Request - Copy word for word the stretch of the entries below from the line containing "Localize all elements." through the line containing "Point [111,782,134,797]", both lines included. Omit the pictures from your copy.

The input -
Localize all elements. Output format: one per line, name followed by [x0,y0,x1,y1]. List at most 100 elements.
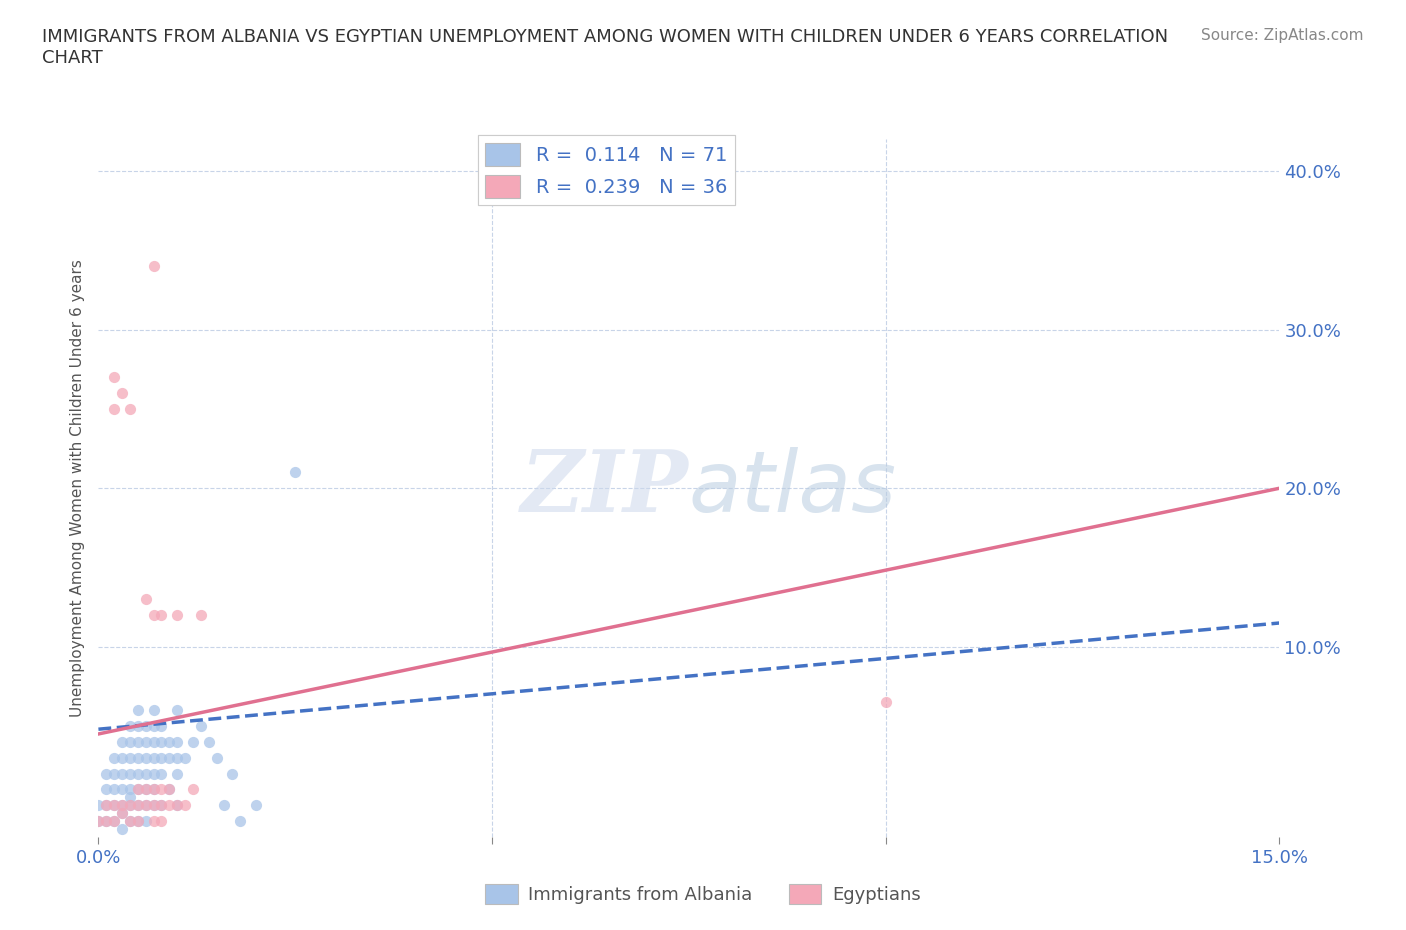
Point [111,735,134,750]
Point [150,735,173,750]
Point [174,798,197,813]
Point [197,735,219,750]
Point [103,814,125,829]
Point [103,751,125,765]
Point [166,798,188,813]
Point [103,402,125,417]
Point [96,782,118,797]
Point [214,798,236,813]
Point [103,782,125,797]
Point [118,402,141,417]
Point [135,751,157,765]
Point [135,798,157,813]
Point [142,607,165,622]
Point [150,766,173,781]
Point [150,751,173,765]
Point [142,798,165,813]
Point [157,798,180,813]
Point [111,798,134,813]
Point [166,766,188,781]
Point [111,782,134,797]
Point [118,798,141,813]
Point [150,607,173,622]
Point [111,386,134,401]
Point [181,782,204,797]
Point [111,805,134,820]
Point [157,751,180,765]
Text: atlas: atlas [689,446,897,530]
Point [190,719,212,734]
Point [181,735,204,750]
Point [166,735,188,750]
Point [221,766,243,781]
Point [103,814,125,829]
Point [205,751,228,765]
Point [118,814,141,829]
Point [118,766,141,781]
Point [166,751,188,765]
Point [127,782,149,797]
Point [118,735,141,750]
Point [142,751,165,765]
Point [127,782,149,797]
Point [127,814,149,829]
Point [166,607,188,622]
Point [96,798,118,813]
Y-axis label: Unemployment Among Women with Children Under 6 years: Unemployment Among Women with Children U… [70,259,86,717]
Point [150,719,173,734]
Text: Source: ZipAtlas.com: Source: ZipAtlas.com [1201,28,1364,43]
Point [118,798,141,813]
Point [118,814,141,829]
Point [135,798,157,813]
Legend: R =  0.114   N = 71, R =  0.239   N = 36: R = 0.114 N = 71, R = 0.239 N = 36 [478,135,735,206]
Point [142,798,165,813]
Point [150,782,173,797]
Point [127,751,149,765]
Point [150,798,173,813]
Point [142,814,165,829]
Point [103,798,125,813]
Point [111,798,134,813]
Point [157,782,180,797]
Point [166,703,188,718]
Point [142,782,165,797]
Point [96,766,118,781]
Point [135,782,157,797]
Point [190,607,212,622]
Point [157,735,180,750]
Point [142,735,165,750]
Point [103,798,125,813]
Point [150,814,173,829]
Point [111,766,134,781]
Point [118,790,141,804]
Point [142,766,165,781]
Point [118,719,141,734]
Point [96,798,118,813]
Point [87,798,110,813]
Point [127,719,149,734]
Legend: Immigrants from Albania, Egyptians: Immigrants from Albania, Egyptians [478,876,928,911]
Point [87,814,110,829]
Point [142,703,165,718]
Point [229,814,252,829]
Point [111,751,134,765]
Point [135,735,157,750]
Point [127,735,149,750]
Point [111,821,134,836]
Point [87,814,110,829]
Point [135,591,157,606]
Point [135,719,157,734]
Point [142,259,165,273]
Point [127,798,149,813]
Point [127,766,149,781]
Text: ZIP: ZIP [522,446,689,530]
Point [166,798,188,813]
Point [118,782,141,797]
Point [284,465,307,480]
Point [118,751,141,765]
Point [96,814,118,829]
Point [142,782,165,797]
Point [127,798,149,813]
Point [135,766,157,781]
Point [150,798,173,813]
--
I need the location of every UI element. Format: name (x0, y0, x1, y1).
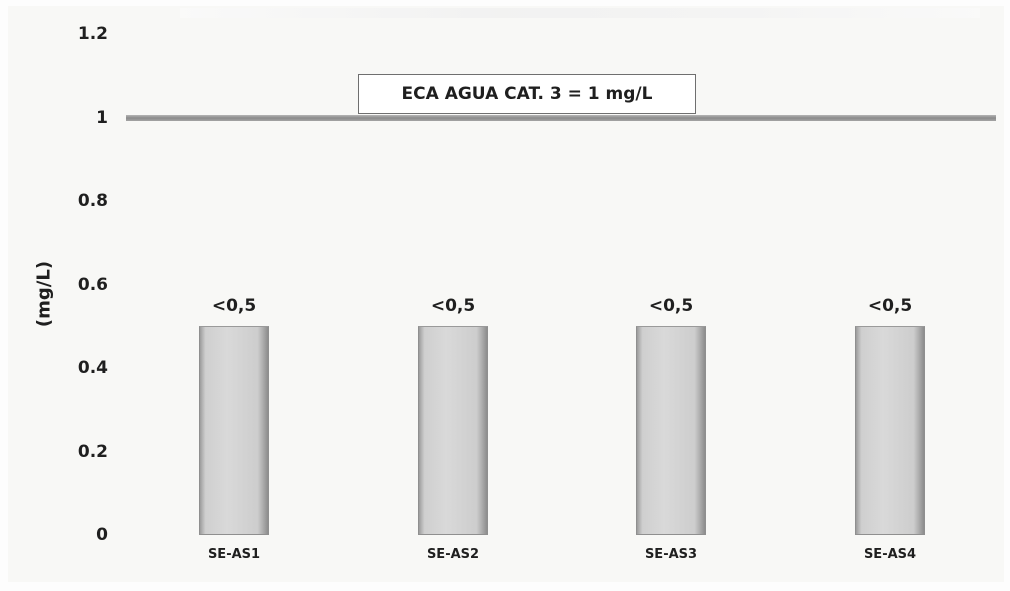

Task answer -
Localize all elements. Output format: one per line, name followed by [x0,y0,x1,y1]. List at most 100 elements.
Point [111,735,134,750]
Point [150,735,173,750]
Point [174,798,197,813]
Point [197,735,219,750]
Point [103,814,125,829]
Point [103,751,125,765]
Point [166,798,188,813]
Point [103,402,125,417]
Point [96,782,118,797]
Point [214,798,236,813]
Point [103,782,125,797]
Point [118,402,141,417]
Point [135,751,157,765]
Point [135,798,157,813]
Point [142,607,165,622]
Point [150,766,173,781]
Point [150,751,173,765]
Point [142,798,165,813]
Point [157,798,180,813]
Point [111,798,134,813]
Point [166,766,188,781]
Point [111,782,134,797]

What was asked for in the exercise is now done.